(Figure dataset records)
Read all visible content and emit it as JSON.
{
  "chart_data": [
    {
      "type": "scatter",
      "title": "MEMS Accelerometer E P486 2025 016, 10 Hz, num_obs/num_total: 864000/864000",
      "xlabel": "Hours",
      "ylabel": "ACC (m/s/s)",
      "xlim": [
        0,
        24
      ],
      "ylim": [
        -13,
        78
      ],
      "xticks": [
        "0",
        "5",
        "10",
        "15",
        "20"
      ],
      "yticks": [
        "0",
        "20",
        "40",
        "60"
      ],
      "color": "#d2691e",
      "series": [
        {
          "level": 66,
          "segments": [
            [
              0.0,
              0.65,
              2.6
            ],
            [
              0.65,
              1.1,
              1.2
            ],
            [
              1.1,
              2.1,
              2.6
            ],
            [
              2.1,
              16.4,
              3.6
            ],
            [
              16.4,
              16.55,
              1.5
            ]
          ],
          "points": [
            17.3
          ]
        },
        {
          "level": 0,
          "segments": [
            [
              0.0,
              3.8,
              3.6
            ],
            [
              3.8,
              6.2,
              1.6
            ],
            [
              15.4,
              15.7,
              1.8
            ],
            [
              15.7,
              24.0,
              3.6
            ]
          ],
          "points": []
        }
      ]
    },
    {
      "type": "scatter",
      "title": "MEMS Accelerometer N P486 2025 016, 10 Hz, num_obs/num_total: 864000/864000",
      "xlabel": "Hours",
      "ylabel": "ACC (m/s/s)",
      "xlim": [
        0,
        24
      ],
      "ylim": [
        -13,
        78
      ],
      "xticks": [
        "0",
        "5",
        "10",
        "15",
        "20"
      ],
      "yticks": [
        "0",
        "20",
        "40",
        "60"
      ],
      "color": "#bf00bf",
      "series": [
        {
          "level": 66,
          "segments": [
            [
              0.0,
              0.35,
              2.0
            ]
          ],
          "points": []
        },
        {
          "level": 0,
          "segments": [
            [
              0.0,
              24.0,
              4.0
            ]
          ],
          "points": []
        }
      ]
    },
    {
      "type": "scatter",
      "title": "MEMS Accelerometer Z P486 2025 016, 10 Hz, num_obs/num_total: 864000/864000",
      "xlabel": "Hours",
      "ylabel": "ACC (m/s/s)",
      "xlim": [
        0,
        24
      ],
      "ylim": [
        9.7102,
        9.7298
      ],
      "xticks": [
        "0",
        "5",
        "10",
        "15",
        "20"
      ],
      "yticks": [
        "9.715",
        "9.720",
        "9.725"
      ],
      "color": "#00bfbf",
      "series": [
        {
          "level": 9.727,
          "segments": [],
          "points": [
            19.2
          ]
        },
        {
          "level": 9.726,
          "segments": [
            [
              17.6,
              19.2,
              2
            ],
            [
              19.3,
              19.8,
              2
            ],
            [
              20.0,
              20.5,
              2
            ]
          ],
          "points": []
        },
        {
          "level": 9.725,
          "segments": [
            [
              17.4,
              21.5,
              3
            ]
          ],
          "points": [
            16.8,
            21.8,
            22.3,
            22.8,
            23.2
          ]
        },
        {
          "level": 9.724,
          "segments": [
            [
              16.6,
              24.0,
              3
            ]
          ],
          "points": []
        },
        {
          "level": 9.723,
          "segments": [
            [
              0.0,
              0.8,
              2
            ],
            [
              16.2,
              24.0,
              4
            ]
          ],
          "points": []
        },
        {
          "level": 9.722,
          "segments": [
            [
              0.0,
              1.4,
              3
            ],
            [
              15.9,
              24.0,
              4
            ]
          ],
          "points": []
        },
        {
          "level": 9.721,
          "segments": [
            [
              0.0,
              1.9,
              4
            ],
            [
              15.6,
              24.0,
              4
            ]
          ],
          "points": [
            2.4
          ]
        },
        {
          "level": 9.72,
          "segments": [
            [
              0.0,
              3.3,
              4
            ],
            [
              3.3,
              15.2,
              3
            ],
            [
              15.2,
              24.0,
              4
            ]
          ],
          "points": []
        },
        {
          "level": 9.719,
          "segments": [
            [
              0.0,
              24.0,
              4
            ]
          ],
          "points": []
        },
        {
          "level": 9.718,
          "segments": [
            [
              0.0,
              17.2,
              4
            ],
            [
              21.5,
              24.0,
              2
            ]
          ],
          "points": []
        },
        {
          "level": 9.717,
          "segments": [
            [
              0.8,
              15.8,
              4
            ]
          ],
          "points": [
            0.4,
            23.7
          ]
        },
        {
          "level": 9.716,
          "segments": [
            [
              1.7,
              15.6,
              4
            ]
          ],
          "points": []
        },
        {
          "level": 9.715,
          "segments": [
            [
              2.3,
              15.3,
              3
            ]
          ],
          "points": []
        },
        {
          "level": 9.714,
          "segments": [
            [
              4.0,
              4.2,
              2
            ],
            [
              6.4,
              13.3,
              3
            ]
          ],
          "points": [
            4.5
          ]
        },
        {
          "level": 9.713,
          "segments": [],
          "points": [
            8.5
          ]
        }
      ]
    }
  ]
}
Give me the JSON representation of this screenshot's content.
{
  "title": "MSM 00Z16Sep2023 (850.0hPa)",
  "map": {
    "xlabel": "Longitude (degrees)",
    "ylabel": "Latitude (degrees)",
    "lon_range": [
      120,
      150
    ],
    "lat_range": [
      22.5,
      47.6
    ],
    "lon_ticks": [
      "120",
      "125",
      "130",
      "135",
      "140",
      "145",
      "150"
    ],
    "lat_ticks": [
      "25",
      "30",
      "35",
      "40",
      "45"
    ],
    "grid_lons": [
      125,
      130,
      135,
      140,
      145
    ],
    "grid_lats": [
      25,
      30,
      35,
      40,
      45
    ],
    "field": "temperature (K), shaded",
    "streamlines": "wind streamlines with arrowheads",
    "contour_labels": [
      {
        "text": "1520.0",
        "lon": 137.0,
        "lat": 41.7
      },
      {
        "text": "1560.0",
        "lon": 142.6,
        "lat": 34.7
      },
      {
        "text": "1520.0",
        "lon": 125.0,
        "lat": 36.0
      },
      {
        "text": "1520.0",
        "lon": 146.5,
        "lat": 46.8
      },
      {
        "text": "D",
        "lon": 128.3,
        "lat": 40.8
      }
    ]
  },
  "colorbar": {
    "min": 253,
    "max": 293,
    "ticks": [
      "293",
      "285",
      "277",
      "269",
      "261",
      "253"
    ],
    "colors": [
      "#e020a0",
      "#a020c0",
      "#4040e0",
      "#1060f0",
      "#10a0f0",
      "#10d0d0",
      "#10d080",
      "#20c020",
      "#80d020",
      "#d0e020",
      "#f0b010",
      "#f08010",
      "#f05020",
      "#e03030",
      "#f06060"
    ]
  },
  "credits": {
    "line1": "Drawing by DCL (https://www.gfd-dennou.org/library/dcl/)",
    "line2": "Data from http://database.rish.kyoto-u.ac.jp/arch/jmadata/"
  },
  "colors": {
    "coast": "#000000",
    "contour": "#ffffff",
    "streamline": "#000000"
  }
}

WHAT IS BEING ASKED:
Repeat the data precisely, line by line.

RESULT OF THE TASK:
Read all visible content and emit it as JSON.
{
  "chart_data": [
    {
      "type": "scatter",
      "title": "MEMS Accelerometer E P486 2025 016, 10 Hz, num_obs/num_total: 864000/864000",
      "xlabel": "Hours",
      "ylabel": "ACC (m/s/s)",
      "xlim": [
        0,
        24
      ],
      "ylim": [
        -13,
        78
      ],
      "xticks": [
        "0",
        "5",
        "10",
        "15",
        "20"
      ],
      "yticks": [
        "0",
        "20",
        "40",
        "60"
      ],
      "color": "#d2691e",
      "series": [
        {
          "level": 66,
          "segments": [
            [
              0.0,
              0.65,
              2.6
            ],
            [
              0.65,
              1.1,
              1.2
            ],
            [
              1.1,
              2.1,
              2.6
            ],
            [
              2.1,
              16.4,
              3.6
            ],
            [
              16.4,
              16.55,
              1.5
            ]
          ],
          "points": [
            17.3
          ]
        },
        {
          "level": 0,
          "segments": [
            [
              0.0,
              3.8,
              3.6
            ],
            [
              3.8,
              6.2,
              1.6
            ],
            [
              15.4,
              15.7,
              1.8
            ],
            [
              15.7,
              24.0,
              3.6
            ]
          ],
          "points": []
        }
      ]
    },
    {
      "type": "scatter",
      "title": "MEMS Accelerometer N P486 2025 016, 10 Hz, num_obs/num_total: 864000/864000",
      "xlabel": "Hours",
      "ylabel": "ACC (m/s/s)",
      "xlim": [
        0,
        24
      ],
      "ylim": [
        -13,
        78
      ],
      "xticks": [
        "0",
        "5",
        "10",
        "15",
        "20"
      ],
      "yticks": [
        "0",
        "20",
        "40",
        "60"
      ],
      "color": "#bf00bf",
      "series": [
        {
          "level": 66,
          "segments": [
            [
              0.0,
              0.35,
              2.0
            ]
          ],
          "points": []
        },
        {
          "level": 0,
          "segments": [
            [
              0.0,
              24.0,
              4.0
            ]
          ],
          "points": []
        }
      ]
    },
    {
      "type": "scatter",
      "title": "MEMS Accelerometer Z P486 2025 016, 10 Hz, num_obs/num_total: 864000/864000",
      "xlabel": "Hours",
      "ylabel": "ACC (m/s/s)",
      "xlim": [
        0,
        24
      ],
      "ylim": [
        9.7102,
        9.7298
      ],
      "xticks": [
        "0",
        "5",
        "10",
        "15",
        "20"
      ],
      "yticks": [
        "9.715",
        "9.720",
        "9.725"
      ],
      "color": "#00bfbf",
      "series": [
        {
          "level": 9.727,
          "segments": [],
          "points": [
            19.2
          ]
        },
        {
          "level": 9.726,
          "segments": [
            [
              17.6,
              19.2,
              2
            ],
            [
              19.3,
              19.8,
              2
            ],
            [
              20.0,
              20.5,
              2
            ]
          ],
          "points": []
        },
        {
          "level": 9.725,
          "segments": [
            [
              17.4,
              21.5,
              3
            ]
          ],
          "points": [
            16.8,
            21.8,
            22.3,
            22.8,
            23.2
          ]
        },
        {
          "level": 9.724,
          "segments": [
            [
              16.6,
              24.0,
              3
            ]
          ],
          "points": []
        },
        {
          "level": 9.723,
          "segments": [
            [
              0.0,
              0.8,
              2
            ],
            [
              16.2,
              24.0,
              4
            ]
          ],
          "points": []
        },
        {
          "level": 9.722,
          "segments": [
            [
              0.0,
              1.4,
              3
            ],
            [
              15.9,
              24.0,
              4
            ]
          ],
          "points": []
        },
        {
          "level": 9.721,
          "segments": [
            [
              0.0,
              1.9,
              4
            ],
            [
              15.6,
              24.0,
              4
            ]
          ],
          "points": [
            2.4
          ]
        },
        {
          "level": 9.72,
          "segments": [
            [
              0.0,
              3.3,
              4
            ],
            [
              3.3,
              15.2,
              3
            ],
            [
              15.2,
              24.0,
              4
            ]
          ],
          "points": []
        },
        {
          "level": 9.719,
          "segments": [
            [
              0.0,
              24.0,
              4
            ]
          ],
          "points": []
        },
        {
          "level": 9.718,
          "segments": [
            [
              0.0,
              17.2,
              4
            ],
            [
              21.5,
              24.0,
              2
            ]
          ],
          "points": []
        },
        {
          "level": 9.717,
          "segments": [
            [
              0.8,
              15.8,
              4
            ]
          ],
          "points": [
            0.4,
            23.7
          ]
        },
        {
          "level": 9.716,
          "segments": [
            [
              1.7,
              15.6,
              4
            ]
          ],
          "points": []
        },
        {
          "level": 9.715,
          "segments": [
            [
              2.3,
              15.3,
              3
            ]
          ],
          "points": []
        },
        {
          "level": 9.714,
          "segments": [
            [
              4.0,
              4.2,
              2
            ],
            [
              6.4,
              13.3,
              3
            ]
          ],
          "points": [
            4.5
          ]
        },
        {
          "level": 9.713,
          "segments": [],
          "points": [
            8.5
          ]
        }
      ]
    }
  ]
}
Give me the JSON representation of this screenshot's content.
{
  "title": "MSM 00Z16Sep2023 (850.0hPa)",
  "map": {
    "xlabel": "Longitude (degrees)",
    "ylabel": "Latitude (degrees)",
    "lon_range": [
      120,
      150
    ],
    "lat_range": [
      22.5,
      47.6
    ],
    "lon_ticks": [
      "120",
      "125",
      "130",
      "135",
      "140",
      "145",
      "150"
    ],
    "lat_ticks": [
      "25",
      "30",
      "35",
      "40",
      "45"
    ],
    "grid_lons": [
      125,
      130,
      135,
      140,
      145
    ],
    "grid_lats": [
      25,
      30,
      35,
      40,
      45
    ],
    "field": "temperature (K), shaded",
    "streamlines": "wind streamlines with arrowheads",
    "contour_labels": [
      {
        "text": "1520.0",
        "lon": 137.0,
        "lat": 41.7
      },
      {
        "text": "1560.0",
        "lon": 142.6,
        "lat": 34.7
      },
      {
        "text": "1520.0",
        "lon": 125.0,
        "lat": 36.0
      },
      {
        "text": "1520.0",
        "lon": 146.5,
        "lat": 46.8
      },
      {
        "text": "D",
        "lon": 128.3,
        "lat": 40.8
      }
    ]
  },
  "colorbar": {
    "min": 253,
    "max": 293,
    "ticks": [
      "293",
      "285",
      "277",
      "269",
      "261",
      "253"
    ],
    "colors": [
      "#e020a0",
      "#a020c0",
      "#4040e0",
      "#1060f0",
      "#10a0f0",
      "#10d0d0",
      "#10d080",
      "#20c020",
      "#80d020",
      "#d0e020",
      "#f0b010",
      "#f08010",
      "#f05020",
      "#e03030",
      "#f06060"
    ]
  },
  "credits": {
    "line1": "Drawing by DCL (https://www.gfd-dennou.org/library/dcl/)",
    "line2": "Data from http://database.rish.kyoto-u.ac.jp/arch/jmadata/"
  },
  "colors": {
    "coast": "#000000",
    "contour": "#ffffff",
    "streamline": "#000000"
  }
}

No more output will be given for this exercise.